[Dataset items]
#####

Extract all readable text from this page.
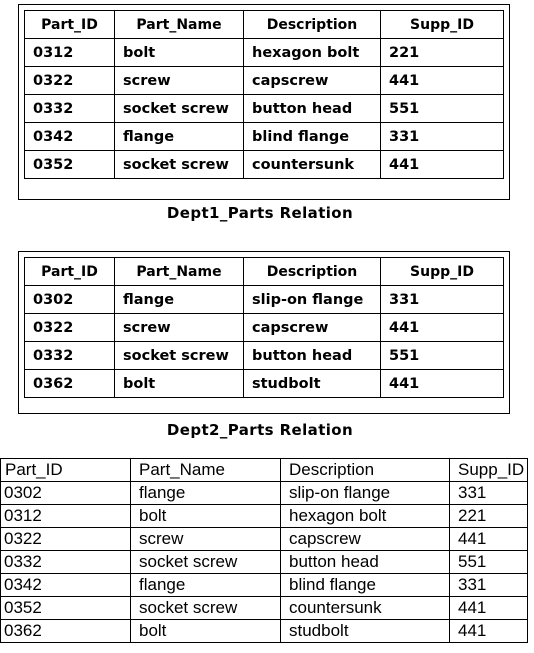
Part_ID	Part_Name	Description	Supp_ID
0312	bolt	hexagon bolt	221
0322	screw	capscrew	441
0332	socket screw	button head	551
0342	flange	blind flange	331
0352	socket screw	countersunk	441
Dept1_Parts Relation
Part_ID	Part_Name	Description	Supp_ID
0302	flange	slip-on flange	331
0322	screw	capscrew	441
0332	socket screw	button head	551
0362	bolt	studbolt	441
Dept2_Parts Relation
Part_ID	Part_Name	Description	Supp_ID
0302	flange	slip-on flange	331
0312	bolt	hexagon bolt	221
0322	screw	capscrew	441
0332	socket screw	button head	551
0342	flange	blind flange	331
0352	socket screw	countersunk	441
0362	bolt	studbolt	441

#####

### Exercise objective
Omit each picture, then return all of the listing exactly as it stands.

### Problem solution
Extract all readable text from this page.
Part_ID	Part_Name	Description	Supp_ID
0312	bolt	hexagon bolt	221
0322	screw	capscrew	441
0332	socket screw	button head	551
0342	flange	blind flange	331
0352	socket screw	countersunk	441
Dept1_Parts Relation
Part_ID	Part_Name	Description	Supp_ID
0302	flange	slip-on flange	331
0322	screw	capscrew	441
0332	socket screw	button head	551
0362	bolt	studbolt	441
Dept2_Parts Relation
Part_ID	Part_Name	Description	Supp_ID
0302	flange	slip-on flange	331
0312	bolt	hexagon bolt	221
0322	screw	capscrew	441
0332	socket screw	button head	551
0342	flange	blind flange	331
0352	socket screw	countersunk	441
0362	bolt	studbolt	441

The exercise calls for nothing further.